Filter the data below, copying every line that contains the string "axis". Treat uppercase and lowercase letters as different.

-- start of Records for this task --

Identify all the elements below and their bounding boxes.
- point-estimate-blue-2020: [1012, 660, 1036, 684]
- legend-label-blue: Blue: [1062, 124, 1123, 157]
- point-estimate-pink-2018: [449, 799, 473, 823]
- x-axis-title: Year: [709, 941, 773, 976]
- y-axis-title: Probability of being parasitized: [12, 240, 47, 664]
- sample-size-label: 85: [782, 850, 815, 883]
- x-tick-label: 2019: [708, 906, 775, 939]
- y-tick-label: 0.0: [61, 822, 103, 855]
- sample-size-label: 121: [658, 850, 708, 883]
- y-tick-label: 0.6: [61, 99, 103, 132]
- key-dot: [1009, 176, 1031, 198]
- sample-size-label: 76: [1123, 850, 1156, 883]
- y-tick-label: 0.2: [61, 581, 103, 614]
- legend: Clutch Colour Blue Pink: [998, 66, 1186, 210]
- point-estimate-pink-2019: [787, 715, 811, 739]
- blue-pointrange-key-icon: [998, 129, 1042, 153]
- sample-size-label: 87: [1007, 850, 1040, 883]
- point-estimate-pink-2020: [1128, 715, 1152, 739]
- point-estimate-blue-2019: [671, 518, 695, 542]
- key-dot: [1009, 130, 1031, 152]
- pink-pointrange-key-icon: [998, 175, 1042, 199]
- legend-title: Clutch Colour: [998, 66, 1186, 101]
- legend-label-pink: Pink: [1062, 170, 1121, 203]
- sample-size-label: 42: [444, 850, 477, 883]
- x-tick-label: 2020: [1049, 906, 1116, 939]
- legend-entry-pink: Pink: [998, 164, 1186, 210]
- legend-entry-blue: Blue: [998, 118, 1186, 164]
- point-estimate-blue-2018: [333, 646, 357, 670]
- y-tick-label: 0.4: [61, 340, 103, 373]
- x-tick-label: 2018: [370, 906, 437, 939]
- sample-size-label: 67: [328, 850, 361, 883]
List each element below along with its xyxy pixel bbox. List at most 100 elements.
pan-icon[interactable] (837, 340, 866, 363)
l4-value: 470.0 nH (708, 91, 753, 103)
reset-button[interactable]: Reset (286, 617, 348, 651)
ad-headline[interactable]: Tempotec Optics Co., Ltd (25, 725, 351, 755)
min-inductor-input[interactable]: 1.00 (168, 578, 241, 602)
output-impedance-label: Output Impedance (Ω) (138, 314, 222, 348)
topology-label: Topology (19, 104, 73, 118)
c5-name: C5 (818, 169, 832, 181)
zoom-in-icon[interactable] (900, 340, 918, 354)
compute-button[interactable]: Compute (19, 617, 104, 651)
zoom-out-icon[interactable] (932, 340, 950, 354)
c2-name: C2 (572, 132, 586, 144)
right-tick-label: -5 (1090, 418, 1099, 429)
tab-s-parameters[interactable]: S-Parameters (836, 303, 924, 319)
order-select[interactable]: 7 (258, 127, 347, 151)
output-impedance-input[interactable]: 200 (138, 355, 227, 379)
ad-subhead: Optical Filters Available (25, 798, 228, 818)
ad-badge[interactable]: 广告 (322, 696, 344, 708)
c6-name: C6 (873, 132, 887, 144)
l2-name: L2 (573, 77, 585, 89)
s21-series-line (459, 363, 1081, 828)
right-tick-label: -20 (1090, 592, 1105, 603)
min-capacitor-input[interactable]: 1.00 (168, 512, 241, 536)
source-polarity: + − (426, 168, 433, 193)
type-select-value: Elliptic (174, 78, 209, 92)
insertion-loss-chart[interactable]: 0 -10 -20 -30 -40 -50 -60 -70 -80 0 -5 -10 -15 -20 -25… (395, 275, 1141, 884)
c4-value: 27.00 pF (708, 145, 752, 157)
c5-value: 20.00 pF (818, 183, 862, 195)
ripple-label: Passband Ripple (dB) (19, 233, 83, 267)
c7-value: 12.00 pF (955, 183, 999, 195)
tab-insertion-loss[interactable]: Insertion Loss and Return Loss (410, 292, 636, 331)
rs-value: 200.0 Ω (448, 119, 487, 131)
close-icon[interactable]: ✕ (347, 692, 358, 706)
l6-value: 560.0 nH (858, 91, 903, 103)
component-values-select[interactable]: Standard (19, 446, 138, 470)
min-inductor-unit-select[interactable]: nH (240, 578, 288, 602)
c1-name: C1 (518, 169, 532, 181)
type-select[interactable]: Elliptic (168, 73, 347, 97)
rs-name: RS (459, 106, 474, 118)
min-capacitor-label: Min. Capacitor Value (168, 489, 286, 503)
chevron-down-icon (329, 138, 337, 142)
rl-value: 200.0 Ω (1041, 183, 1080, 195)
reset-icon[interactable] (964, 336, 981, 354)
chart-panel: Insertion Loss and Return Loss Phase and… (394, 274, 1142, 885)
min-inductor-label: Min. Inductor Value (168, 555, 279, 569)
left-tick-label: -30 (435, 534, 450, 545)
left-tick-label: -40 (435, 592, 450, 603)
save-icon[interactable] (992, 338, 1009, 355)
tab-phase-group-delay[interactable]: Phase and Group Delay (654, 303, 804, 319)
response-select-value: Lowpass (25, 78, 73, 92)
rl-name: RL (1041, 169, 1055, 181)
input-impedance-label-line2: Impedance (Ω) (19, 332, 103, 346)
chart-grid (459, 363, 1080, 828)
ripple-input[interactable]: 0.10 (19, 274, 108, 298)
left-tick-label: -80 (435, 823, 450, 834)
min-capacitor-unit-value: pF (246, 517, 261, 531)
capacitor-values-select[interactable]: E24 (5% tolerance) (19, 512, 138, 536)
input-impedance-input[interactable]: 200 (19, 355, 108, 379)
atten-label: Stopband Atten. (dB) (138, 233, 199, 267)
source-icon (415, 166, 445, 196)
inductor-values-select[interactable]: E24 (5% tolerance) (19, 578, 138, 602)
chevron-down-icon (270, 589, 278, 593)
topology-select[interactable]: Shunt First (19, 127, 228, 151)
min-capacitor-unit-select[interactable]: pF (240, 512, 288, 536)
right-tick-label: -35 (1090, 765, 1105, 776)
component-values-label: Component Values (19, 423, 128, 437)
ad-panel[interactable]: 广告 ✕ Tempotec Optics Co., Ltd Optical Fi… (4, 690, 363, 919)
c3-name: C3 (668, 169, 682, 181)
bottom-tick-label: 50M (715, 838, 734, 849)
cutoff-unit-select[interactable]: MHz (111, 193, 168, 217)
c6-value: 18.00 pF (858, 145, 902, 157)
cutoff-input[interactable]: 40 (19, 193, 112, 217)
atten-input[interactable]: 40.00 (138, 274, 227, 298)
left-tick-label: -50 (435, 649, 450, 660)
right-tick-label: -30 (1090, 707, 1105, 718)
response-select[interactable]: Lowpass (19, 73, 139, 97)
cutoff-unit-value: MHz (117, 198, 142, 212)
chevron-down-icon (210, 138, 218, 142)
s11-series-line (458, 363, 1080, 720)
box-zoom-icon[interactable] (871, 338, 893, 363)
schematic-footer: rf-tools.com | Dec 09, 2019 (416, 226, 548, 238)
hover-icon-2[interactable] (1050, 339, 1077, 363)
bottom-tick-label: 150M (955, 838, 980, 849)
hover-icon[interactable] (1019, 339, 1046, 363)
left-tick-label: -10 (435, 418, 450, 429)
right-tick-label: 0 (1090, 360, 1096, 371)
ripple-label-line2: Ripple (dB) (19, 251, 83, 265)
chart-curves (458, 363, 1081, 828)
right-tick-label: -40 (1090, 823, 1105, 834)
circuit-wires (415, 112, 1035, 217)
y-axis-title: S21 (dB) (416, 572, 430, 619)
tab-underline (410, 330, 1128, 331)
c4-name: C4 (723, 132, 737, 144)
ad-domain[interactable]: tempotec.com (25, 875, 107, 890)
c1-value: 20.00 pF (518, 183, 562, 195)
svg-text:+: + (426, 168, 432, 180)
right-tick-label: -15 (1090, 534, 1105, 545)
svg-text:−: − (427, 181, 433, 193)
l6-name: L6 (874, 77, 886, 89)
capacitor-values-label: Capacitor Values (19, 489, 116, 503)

-- end of Records for this task --

> Right answer:
- x-axis-title: Year: [709, 941, 773, 976]
- y-axis-title: Probability of being parasitized: [12, 240, 47, 664]
y-axis-title: S21 (dB) (416, 572, 430, 619)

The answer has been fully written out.